## Work instructions
Repeat every line of the data exactly, but not the pictures.

## Records
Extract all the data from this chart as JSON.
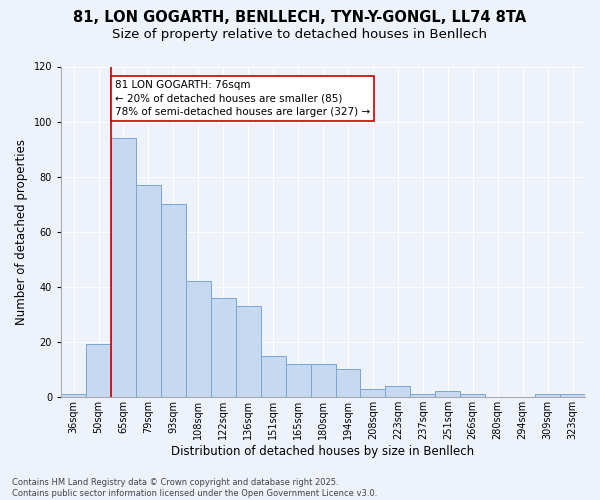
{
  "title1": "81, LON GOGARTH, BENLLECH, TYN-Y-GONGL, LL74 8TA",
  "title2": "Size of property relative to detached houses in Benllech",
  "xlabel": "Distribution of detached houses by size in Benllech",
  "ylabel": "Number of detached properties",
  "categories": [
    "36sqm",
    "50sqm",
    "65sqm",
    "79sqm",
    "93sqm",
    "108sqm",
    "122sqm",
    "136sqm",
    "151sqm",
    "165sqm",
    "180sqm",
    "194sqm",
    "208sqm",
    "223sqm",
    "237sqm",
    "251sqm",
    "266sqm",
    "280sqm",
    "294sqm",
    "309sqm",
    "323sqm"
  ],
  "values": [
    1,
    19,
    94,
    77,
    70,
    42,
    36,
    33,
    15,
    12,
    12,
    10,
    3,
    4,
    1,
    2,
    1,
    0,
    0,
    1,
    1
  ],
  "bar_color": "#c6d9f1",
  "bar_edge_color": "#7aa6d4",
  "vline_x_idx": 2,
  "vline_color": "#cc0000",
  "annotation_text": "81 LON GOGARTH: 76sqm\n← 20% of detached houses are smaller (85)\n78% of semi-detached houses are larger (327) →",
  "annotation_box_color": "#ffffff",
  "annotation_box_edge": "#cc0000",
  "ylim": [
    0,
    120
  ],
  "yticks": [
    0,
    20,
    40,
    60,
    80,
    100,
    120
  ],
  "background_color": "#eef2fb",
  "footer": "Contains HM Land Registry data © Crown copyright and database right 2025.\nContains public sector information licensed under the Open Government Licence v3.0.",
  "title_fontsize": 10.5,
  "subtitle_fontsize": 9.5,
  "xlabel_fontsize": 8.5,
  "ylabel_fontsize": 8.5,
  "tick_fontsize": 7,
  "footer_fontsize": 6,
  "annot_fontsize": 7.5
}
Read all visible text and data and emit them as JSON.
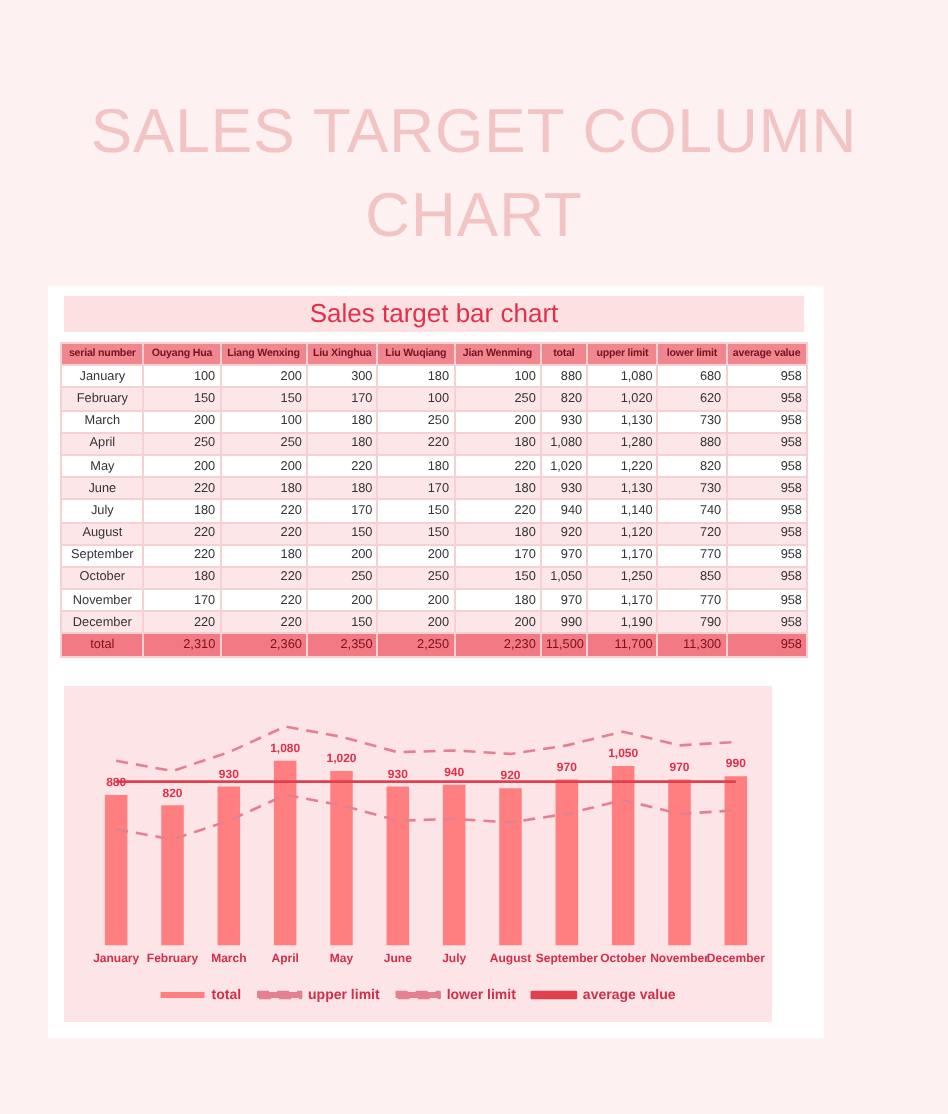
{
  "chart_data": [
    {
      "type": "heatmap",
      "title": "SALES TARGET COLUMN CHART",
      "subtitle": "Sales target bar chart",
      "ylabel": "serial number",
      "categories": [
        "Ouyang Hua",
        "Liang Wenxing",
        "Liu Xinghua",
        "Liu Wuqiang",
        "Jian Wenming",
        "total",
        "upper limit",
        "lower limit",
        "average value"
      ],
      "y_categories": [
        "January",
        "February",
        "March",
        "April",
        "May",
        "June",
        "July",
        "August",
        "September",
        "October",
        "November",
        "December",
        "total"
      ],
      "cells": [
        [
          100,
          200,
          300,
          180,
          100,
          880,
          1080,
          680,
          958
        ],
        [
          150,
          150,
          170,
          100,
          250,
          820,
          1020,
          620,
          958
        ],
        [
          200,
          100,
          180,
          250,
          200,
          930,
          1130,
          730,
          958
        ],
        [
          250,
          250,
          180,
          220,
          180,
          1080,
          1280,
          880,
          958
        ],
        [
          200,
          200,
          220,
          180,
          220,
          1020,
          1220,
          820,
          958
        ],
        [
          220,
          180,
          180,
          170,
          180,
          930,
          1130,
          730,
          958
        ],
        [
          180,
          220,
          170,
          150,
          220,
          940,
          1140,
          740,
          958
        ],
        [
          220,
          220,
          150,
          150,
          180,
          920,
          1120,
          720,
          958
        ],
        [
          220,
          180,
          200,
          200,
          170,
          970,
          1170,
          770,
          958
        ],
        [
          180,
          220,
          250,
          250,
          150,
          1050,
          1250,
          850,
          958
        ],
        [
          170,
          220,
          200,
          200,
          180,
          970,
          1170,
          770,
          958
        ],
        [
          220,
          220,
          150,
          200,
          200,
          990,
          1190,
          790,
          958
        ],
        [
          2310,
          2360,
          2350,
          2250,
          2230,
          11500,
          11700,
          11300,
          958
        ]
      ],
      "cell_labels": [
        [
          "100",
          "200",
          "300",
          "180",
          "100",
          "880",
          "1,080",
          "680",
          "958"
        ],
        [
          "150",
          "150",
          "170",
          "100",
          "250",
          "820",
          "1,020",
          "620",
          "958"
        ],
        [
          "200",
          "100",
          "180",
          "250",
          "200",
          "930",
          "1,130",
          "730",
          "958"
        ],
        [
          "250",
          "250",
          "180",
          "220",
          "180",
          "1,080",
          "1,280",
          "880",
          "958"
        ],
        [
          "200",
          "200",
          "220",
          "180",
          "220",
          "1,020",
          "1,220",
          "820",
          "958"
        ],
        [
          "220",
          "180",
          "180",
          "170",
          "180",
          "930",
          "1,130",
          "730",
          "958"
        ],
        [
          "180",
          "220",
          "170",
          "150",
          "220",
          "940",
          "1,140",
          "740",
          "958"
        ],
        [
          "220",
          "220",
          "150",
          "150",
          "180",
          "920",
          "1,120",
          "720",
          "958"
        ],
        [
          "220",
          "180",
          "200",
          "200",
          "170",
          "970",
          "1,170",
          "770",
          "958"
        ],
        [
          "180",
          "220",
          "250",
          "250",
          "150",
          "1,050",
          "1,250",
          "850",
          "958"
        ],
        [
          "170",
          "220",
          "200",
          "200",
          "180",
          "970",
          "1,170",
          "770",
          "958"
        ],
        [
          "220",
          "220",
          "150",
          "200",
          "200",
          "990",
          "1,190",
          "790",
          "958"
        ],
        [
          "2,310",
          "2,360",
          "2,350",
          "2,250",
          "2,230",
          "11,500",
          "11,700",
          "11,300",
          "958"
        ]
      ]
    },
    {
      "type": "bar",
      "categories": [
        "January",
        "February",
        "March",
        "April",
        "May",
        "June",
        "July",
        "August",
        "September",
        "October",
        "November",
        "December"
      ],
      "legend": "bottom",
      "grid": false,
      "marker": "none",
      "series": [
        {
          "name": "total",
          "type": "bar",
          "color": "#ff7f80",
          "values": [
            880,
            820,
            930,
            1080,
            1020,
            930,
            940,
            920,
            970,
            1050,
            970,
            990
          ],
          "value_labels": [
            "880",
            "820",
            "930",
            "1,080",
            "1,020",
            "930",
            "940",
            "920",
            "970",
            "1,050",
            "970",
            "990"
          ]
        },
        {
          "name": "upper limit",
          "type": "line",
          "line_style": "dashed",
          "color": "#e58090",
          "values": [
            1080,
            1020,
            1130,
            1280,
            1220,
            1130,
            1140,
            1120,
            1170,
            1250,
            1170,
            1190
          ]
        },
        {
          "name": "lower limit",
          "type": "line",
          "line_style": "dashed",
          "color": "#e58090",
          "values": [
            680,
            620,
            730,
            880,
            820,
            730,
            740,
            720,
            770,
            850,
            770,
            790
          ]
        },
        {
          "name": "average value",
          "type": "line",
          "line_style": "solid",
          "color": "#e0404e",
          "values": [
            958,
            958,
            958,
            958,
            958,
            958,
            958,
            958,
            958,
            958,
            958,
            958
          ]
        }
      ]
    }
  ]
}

## In response
Extract all the data from this chart as JSON.
{
  "title1": "81, LON GOGARTH, BENLLECH, TYN-Y-GONGL, LL74 8TA",
  "title2": "Size of property relative to detached houses in Benllech",
  "xlabel": "Distribution of detached houses by size in Benllech",
  "ylabel": "Number of detached properties",
  "categories": [
    "36sqm",
    "50sqm",
    "65sqm",
    "79sqm",
    "93sqm",
    "108sqm",
    "122sqm",
    "136sqm",
    "151sqm",
    "165sqm",
    "180sqm",
    "194sqm",
    "208sqm",
    "223sqm",
    "237sqm",
    "251sqm",
    "266sqm",
    "280sqm",
    "294sqm",
    "309sqm",
    "323sqm"
  ],
  "values": [
    1,
    19,
    94,
    77,
    70,
    42,
    36,
    33,
    15,
    12,
    12,
    10,
    3,
    4,
    1,
    2,
    1,
    0,
    0,
    1,
    1
  ],
  "bar_color": "#c6d9f1",
  "bar_edge_color": "#7aa6d4",
  "vline_x_idx": 2,
  "vline_color": "#cc0000",
  "annotation_text": "81 LON GOGARTH: 76sqm\n← 20% of detached houses are smaller (85)\n78% of semi-detached houses are larger (327) →",
  "annotation_box_color": "#ffffff",
  "annotation_box_edge": "#cc0000",
  "ylim": [
    0,
    120
  ],
  "yticks": [
    0,
    20,
    40,
    60,
    80,
    100,
    120
  ],
  "background_color": "#eef2fb",
  "footer": "Contains HM Land Registry data © Crown copyright and database right 2025.\nContains public sector information licensed under the Open Government Licence v3.0.",
  "title_fontsize": 10.5,
  "subtitle_fontsize": 9.5,
  "xlabel_fontsize": 8.5,
  "ylabel_fontsize": 8.5,
  "tick_fontsize": 7,
  "footer_fontsize": 6,
  "annot_fontsize": 7.5
}
Read all visible text and data and emit them as JSON.
{
  "chart_data": [
    {
      "type": "heatmap",
      "title": "SALES TARGET COLUMN CHART",
      "subtitle": "Sales target bar chart",
      "ylabel": "serial number",
      "categories": [
        "Ouyang Hua",
        "Liang Wenxing",
        "Liu Xinghua",
        "Liu Wuqiang",
        "Jian Wenming",
        "total",
        "upper limit",
        "lower limit",
        "average value"
      ],
      "y_categories": [
        "January",
        "February",
        "March",
        "April",
        "May",
        "June",
        "July",
        "August",
        "September",
        "October",
        "November",
        "December",
        "total"
      ],
      "cells": [
        [
          100,
          200,
          300,
          180,
          100,
          880,
          1080,
          680,
          958
        ],
        [
          150,
          150,
          170,
          100,
          250,
          820,
          1020,
          620,
          958
        ],
        [
          200,
          100,
          180,
          250,
          200,
          930,
          1130,
          730,
          958
        ],
        [
          250,
          250,
          180,
          220,
          180,
          1080,
          1280,
          880,
          958
        ],
        [
          200,
          200,
          220,
          180,
          220,
          1020,
          1220,
          820,
          958
        ],
        [
          220,
          180,
          180,
          170,
          180,
          930,
          1130,
          730,
          958
        ],
        [
          180,
          220,
          170,
          150,
          220,
          940,
          1140,
          740,
          958
        ],
        [
          220,
          220,
          150,
          150,
          180,
          920,
          1120,
          720,
          958
        ],
        [
          220,
          180,
          200,
          200,
          170,
          970,
          1170,
          770,
          958
        ],
        [
          180,
          220,
          250,
          250,
          150,
          1050,
          1250,
          850,
          958
        ],
        [
          170,
          220,
          200,
          200,
          180,
          970,
          1170,
          770,
          958
        ],
        [
          220,
          220,
          150,
          200,
          200,
          990,
          1190,
          790,
          958
        ],
        [
          2310,
          2360,
          2350,
          2250,
          2230,
          11500,
          11700,
          11300,
          958
        ]
      ],
      "cell_labels": [
        [
          "100",
          "200",
          "300",
          "180",
          "100",
          "880",
          "1,080",
          "680",
          "958"
        ],
        [
          "150",
          "150",
          "170",
          "100",
          "250",
          "820",
          "1,020",
          "620",
          "958"
        ],
        [
          "200",
          "100",
          "180",
          "250",
          "200",
          "930",
          "1,130",
          "730",
          "958"
        ],
        [
          "250",
          "250",
          "180",
          "220",
          "180",
          "1,080",
          "1,280",
          "880",
          "958"
        ],
        [
          "200",
          "200",
          "220",
          "180",
          "220",
          "1,020",
          "1,220",
          "820",
          "958"
        ],
        [
          "220",
          "180",
          "180",
          "170",
          "180",
          "930",
          "1,130",
          "730",
          "958"
        ],
        [
          "180",
          "220",
          "170",
          "150",
          "220",
          "940",
          "1,140",
          "740",
          "958"
        ],
        [
          "220",
          "220",
          "150",
          "150",
          "180",
          "920",
          "1,120",
          "720",
          "958"
        ],
        [
          "220",
          "180",
          "200",
          "200",
          "170",
          "970",
          "1,170",
          "770",
          "958"
        ],
        [
          "180",
          "220",
          "250",
          "250",
          "150",
          "1,050",
          "1,250",
          "850",
          "958"
        ],
        [
          "170",
          "220",
          "200",
          "200",
          "180",
          "970",
          "1,170",
          "770",
          "958"
        ],
        [
          "220",
          "220",
          "150",
          "200",
          "200",
          "990",
          "1,190",
          "790",
          "958"
        ],
        [
          "2,310",
          "2,360",
          "2,350",
          "2,250",
          "2,230",
          "11,500",
          "11,700",
          "11,300",
          "958"
        ]
      ]
    },
    {
      "type": "bar",
      "categories": [
        "January",
        "February",
        "March",
        "April",
        "May",
        "June",
        "July",
        "August",
        "September",
        "October",
        "November",
        "December"
      ],
      "legend": "bottom",
      "grid": false,
      "marker": "none",
      "series": [
        {
          "name": "total",
          "type": "bar",
          "color": "#ff7f80",
          "values": [
            880,
            820,
            930,
            1080,
            1020,
            930,
            940,
            920,
            970,
            1050,
            970,
            990
          ],
          "value_labels": [
            "880",
            "820",
            "930",
            "1,080",
            "1,020",
            "930",
            "940",
            "920",
            "970",
            "1,050",
            "970",
            "990"
          ]
        },
        {
          "name": "upper limit",
          "type": "line",
          "line_style": "dashed",
          "color": "#e58090",
          "values": [
            1080,
            1020,
            1130,
            1280,
            1220,
            1130,
            1140,
            1120,
            1170,
            1250,
            1170,
            1190
          ]
        },
        {
          "name": "lower limit",
          "type": "line",
          "line_style": "dashed",
          "color": "#e58090",
          "values": [
            680,
            620,
            730,
            880,
            820,
            730,
            740,
            720,
            770,
            850,
            770,
            790
          ]
        },
        {
          "name": "average value",
          "type": "line",
          "line_style": "solid",
          "color": "#e0404e",
          "values": [
            958,
            958,
            958,
            958,
            958,
            958,
            958,
            958,
            958,
            958,
            958,
            958
          ]
        }
      ]
    }
  ]
}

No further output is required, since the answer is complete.